- Text provided
<<<<
Smartphone GenAI Arms Race Heats Up with Google I/O Announcements
- Julie Ask
- May 14, 2024
- 2 min read
Updated: Feb 17
Google mentioned “AI” 121 times in its keynote today at Google I/O. At a high level, the speed, large context windows, and ability to handle multi-model inputs are impressive as is executing on a smartphone. Here is what caught my attention and why:
1. Gemini AI Search – consumers never wanted to search. Search has always been a means to an end for consumers – get answers to questions, find a local store selling the sneakers I want, figure out how to fix my kitchen drain, etc. Now they have what they want = answers. How well this will work on a smartphone (or will it? the travel demo just looked like curated search) and what it means for non-Android operating systems will be something to watch.
2. Project Astra – words alone are not always efficient. Eyes help. Encoding video in real time and asking questions via voice has interesting implications. The demo was a video that showed image recognition (e.g., “where are my red glasses?”). It could help children learn. It can help us fix things that are broken. Can it analyze a crime scene and should it? Object recognition is very different that understanding emotions, intent, or cause and effect. Super impressive demo all the same.
3. Gemini Live – True virtual assistants can be game-changing. Voice assistants have traditionally focused on retrieving internet content or control a device (e.g., “turn on the defroster” in a car). The ability to personalize it is interesting. I would like to upload my passwords, bills, payments, etc. so I can just ask my assistant what my password is rather than using a tool or writing it down. (Bad idea, I know.) Maybe my friends’ birthdays? Creating a Gem might be too much friction for consumers.
4. Android – packing powerful tools into a smartphone is impressive. These announcements focused on AI-powered search, the Gemini assistant, and a vague reference to new experiences – which is okay. Offering great experiences with speed and accuracy which protecting privacy and mitigating cost (and time) to ping a server is a great start. It will be fun to see what developers ultimately do with these tools.
5. Veo just seems like fun. I don’t have a use case in mind, but I’d like to play with it. Should be fun for social media, marketers, influencers, creators and more. Creating video or animation has always been possible just not at scale so quickly or easily. I hope Veo is a tool put to use to entertain and educate - not cause harm.
Background
Putting foundation models directly on smartphones benefits consumers. Local models protect a consumer’s privacy while reducing the latency and cost of using genAI. Some might ask, “if these are large language models (LLMs), how can they fit on a smartphone?” They are very large compared to your typical mobile app, but small in comparison to the storage required for an operating system and device core functionality.
Early use case announcements for LLMs on smartphones focused on summarizing conversations or text streams, writing messages, real time translations for some languages, editing images, and acting as a virtual assistant in very limited ways. These are fun demos of the technology, but these use cases don’t address mainstream consumer pain points.
>>>>
- Work to be completed
According to the article on the Google I/O announcements, how many times did Google mention "AI" in its keynote?

- Dataset entries
<<<<
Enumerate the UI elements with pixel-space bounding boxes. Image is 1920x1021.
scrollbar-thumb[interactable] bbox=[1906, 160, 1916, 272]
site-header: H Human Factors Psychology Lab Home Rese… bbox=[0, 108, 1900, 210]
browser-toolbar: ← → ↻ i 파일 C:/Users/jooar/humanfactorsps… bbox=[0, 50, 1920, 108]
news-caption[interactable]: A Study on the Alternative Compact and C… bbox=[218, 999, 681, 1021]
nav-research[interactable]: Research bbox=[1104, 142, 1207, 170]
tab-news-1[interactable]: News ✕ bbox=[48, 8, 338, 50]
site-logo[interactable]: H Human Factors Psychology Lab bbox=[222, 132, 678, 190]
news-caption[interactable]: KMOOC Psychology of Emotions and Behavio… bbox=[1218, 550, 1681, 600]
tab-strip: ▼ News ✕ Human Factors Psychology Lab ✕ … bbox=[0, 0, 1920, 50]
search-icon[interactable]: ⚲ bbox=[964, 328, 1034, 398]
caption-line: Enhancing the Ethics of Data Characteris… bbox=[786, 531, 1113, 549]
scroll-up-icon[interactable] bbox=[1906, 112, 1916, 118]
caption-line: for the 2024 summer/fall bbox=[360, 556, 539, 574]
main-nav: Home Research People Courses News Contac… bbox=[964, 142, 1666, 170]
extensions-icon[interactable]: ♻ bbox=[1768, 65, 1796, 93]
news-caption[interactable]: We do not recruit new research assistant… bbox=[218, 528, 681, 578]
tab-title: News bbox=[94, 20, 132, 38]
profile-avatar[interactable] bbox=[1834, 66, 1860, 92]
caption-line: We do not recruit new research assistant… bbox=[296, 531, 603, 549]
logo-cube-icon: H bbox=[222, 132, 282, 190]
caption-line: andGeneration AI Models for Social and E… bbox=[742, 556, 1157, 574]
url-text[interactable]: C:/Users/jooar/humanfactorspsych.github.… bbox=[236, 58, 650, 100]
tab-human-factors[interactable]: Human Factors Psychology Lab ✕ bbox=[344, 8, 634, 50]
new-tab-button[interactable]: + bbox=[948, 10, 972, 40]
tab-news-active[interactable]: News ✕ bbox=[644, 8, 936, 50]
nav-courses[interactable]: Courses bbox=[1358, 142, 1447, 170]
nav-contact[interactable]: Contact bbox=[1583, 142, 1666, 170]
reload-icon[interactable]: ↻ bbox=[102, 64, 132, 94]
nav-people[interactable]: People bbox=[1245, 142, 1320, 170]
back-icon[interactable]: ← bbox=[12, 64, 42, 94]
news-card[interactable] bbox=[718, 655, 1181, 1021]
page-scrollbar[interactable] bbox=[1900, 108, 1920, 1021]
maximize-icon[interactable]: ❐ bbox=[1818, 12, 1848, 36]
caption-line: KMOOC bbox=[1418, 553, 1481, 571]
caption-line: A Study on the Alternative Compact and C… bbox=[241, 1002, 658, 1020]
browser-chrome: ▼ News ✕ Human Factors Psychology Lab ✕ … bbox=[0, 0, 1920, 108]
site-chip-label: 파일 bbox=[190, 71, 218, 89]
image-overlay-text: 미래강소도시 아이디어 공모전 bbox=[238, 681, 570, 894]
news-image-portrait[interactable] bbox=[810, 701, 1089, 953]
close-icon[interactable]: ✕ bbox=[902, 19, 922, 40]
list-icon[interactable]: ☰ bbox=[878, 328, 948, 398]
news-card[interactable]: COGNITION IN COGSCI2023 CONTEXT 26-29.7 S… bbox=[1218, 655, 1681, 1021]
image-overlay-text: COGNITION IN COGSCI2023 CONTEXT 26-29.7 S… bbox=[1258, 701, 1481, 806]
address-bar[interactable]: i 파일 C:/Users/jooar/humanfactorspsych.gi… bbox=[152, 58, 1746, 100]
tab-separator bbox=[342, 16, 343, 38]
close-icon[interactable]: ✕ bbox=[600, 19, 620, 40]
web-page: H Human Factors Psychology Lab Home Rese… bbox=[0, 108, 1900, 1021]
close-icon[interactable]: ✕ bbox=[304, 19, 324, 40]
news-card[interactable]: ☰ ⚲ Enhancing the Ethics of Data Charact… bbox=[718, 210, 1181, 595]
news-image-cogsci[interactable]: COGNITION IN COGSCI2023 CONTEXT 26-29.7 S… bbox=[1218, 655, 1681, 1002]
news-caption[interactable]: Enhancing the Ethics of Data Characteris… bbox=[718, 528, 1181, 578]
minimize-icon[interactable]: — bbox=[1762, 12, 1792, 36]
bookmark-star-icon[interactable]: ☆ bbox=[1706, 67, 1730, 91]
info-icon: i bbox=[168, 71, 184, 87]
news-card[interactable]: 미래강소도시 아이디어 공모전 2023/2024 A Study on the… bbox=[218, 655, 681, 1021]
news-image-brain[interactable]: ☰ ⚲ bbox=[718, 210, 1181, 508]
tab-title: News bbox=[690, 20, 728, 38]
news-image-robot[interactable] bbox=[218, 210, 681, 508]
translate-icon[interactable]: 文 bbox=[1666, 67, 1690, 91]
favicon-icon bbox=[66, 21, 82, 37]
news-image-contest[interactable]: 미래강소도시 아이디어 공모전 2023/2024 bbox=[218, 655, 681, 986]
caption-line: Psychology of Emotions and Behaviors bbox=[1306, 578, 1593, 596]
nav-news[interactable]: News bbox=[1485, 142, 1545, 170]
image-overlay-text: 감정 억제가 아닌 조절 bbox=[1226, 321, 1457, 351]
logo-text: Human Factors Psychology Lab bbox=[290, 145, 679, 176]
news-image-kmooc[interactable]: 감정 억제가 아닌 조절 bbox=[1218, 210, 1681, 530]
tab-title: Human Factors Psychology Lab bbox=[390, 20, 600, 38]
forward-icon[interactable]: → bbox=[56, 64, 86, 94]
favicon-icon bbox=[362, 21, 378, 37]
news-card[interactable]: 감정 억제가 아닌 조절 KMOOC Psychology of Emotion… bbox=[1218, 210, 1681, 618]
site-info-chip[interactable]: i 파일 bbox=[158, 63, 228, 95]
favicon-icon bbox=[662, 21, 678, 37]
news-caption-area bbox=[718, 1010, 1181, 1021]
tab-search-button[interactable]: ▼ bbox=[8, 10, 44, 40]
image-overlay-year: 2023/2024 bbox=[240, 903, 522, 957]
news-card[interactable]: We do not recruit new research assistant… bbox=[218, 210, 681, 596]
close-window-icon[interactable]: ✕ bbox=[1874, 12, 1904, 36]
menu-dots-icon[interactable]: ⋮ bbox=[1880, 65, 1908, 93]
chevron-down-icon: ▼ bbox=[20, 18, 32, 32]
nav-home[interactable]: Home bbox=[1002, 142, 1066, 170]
>>>>
- Task output
121 times.